- Aim of the exercise -
Go through the entries below and collect each line with the string "programas" in it.

-- Supplied material start --

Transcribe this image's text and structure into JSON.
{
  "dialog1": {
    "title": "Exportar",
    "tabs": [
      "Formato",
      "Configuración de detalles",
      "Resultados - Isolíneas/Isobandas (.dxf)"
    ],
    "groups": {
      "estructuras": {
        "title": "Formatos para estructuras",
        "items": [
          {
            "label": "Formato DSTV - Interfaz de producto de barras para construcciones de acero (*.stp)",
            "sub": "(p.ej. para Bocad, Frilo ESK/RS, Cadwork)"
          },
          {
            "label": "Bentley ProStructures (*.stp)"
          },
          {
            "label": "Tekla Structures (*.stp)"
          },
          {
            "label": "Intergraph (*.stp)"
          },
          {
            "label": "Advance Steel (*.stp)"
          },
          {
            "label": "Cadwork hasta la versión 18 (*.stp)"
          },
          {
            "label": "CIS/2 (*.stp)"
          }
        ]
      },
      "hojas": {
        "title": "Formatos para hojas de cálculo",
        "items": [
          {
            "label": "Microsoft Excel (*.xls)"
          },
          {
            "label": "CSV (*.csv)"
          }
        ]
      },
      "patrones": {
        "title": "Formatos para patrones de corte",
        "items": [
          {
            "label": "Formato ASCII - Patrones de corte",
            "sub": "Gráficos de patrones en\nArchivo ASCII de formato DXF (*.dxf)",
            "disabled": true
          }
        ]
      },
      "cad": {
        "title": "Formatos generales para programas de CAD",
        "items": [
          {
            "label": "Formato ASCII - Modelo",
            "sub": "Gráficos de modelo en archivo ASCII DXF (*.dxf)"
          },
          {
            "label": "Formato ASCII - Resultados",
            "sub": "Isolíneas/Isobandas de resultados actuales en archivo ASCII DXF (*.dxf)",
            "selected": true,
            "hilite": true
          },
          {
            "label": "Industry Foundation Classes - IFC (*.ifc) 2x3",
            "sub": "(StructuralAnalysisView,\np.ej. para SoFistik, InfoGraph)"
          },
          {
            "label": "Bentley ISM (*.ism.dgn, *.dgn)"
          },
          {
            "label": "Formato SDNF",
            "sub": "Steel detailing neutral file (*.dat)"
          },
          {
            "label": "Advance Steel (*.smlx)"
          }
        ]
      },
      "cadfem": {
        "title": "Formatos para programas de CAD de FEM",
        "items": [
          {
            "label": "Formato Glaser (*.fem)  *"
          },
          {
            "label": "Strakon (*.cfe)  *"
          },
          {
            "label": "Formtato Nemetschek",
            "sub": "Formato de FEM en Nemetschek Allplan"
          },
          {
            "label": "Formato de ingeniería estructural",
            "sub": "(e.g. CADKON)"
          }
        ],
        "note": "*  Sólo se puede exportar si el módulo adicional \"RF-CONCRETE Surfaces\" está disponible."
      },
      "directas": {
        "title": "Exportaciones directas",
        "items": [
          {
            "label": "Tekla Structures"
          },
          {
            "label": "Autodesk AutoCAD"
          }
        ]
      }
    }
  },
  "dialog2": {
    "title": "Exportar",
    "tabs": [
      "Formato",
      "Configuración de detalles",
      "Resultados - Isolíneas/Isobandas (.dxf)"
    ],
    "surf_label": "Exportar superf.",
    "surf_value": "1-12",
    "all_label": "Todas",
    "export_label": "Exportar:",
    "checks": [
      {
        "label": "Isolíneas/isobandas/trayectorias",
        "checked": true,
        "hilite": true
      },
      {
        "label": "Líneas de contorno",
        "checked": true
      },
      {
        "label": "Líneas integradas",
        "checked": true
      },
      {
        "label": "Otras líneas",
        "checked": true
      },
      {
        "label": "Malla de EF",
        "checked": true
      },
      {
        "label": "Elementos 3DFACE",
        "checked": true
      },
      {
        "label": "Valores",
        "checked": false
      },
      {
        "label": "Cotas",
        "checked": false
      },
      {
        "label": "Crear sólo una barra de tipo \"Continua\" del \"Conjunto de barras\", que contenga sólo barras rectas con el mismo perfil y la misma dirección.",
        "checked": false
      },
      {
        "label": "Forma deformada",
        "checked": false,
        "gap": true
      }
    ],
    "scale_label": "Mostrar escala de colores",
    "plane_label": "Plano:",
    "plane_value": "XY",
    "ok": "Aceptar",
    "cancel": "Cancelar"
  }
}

-- Supplied material end --

- Task output -
        "title": "Formatos generales para programas de CAD",
        "title": "Formatos para programas de CAD de FEM",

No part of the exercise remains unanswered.